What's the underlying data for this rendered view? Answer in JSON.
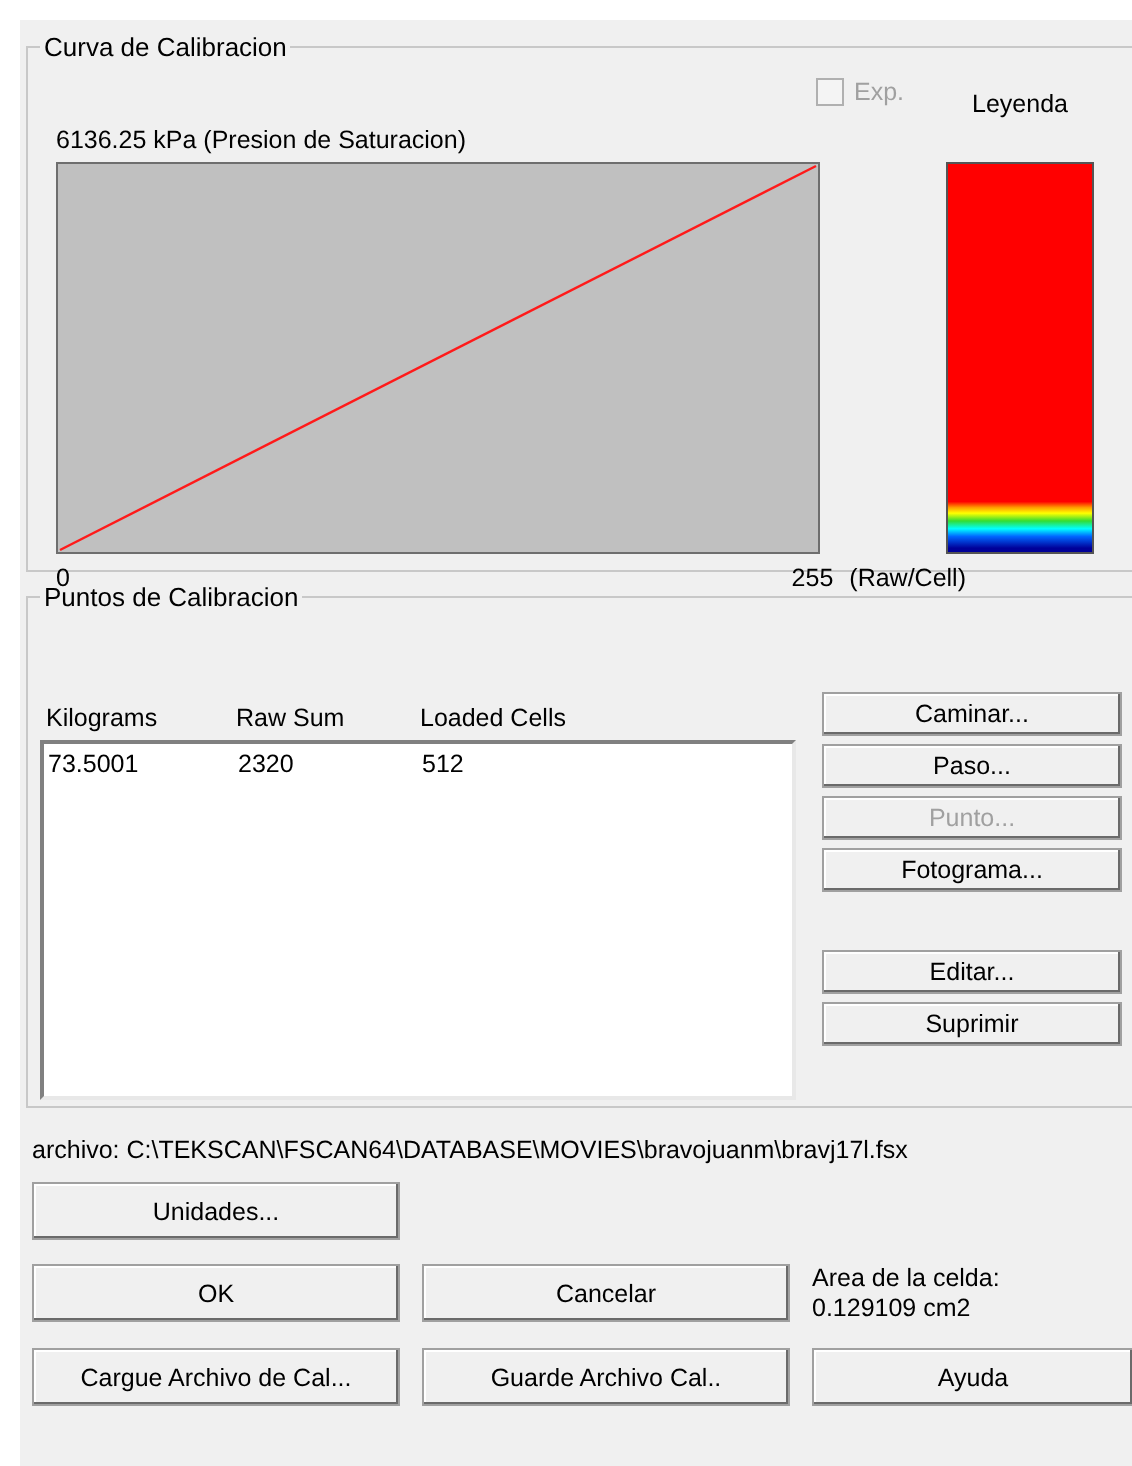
{
  "curve_group": {
    "title": "Curva de Calibracion",
    "exp_checkbox": {
      "label": "Exp.",
      "checked": false,
      "disabled": true
    },
    "legend_title": "Leyenda",
    "y_max_label": "6136.25 kPa (Presion de Saturacion)",
    "x_min_label": "0",
    "x_max_label": "255",
    "x_unit_label": "(Raw/Cell)"
  },
  "points_group": {
    "title": "Puntos de Calibracion",
    "columns": [
      "Kilograms",
      "Raw Sum",
      "Loaded Cells"
    ],
    "rows": [
      [
        "73.5001",
        "2320",
        "512"
      ]
    ],
    "button_groups": [
      [
        {
          "label": "Caminar...",
          "disabled": false
        },
        {
          "label": "Paso...",
          "disabled": false
        },
        {
          "label": "Punto...",
          "disabled": true
        },
        {
          "label": "Fotograma...",
          "disabled": false
        }
      ],
      [
        {
          "label": "Editar...",
          "disabled": false
        },
        {
          "label": "Suprimir",
          "disabled": false
        }
      ]
    ]
  },
  "file_path": "archivo: C:\\TEKSCAN\\FSCAN64\\DATABASE\\MOVIES\\bravojuanm\\bravj17l.fsx",
  "units_button": "Unidades...",
  "ok_button": "OK",
  "cancel_button": "Cancelar",
  "cell_area_label": "Area de la celda:",
  "cell_area_value": "0.129109 cm2",
  "load_button": "Cargue Archivo de Cal...",
  "save_button": "Guarde Archivo Cal..",
  "help_button": "Ayuda"
}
****************************************
ABOUT THIS EXERCISE> The copy must reproduce the listing above verbatim and contain no pictures.

TASK OUTPUT>
What's the underlying data for this rendered view? Answer in JSON.
{
  "curve_group": {
    "title": "Curva de Calibracion",
    "exp_checkbox": {
      "label": "Exp.",
      "checked": false,
      "disabled": true
    },
    "legend_title": "Leyenda",
    "y_max_label": "6136.25 kPa (Presion de Saturacion)",
    "x_min_label": "0",
    "x_max_label": "255",
    "x_unit_label": "(Raw/Cell)"
  },
  "points_group": {
    "title": "Puntos de Calibracion",
    "columns": [
      "Kilograms",
      "Raw Sum",
      "Loaded Cells"
    ],
    "rows": [
      [
        "73.5001",
        "2320",
        "512"
      ]
    ],
    "button_groups": [
      [
        {
          "label": "Caminar...",
          "disabled": false
        },
        {
          "label": "Paso...",
          "disabled": false
        },
        {
          "label": "Punto...",
          "disabled": true
        },
        {
          "label": "Fotograma...",
          "disabled": false
        }
      ],
      [
        {
          "label": "Editar...",
          "disabled": false
        },
        {
          "label": "Suprimir",
          "disabled": false
        }
      ]
    ]
  },
  "file_path": "archivo: C:\\TEKSCAN\\FSCAN64\\DATABASE\\MOVIES\\bravojuanm\\bravj17l.fsx",
  "units_button": "Unidades...",
  "ok_button": "OK",
  "cancel_button": "Cancelar",
  "cell_area_label": "Area de la celda:",
  "cell_area_value": "0.129109 cm2",
  "load_button": "Cargue Archivo de Cal...",
  "save_button": "Guarde Archivo Cal..",
  "help_button": "Ayuda"
}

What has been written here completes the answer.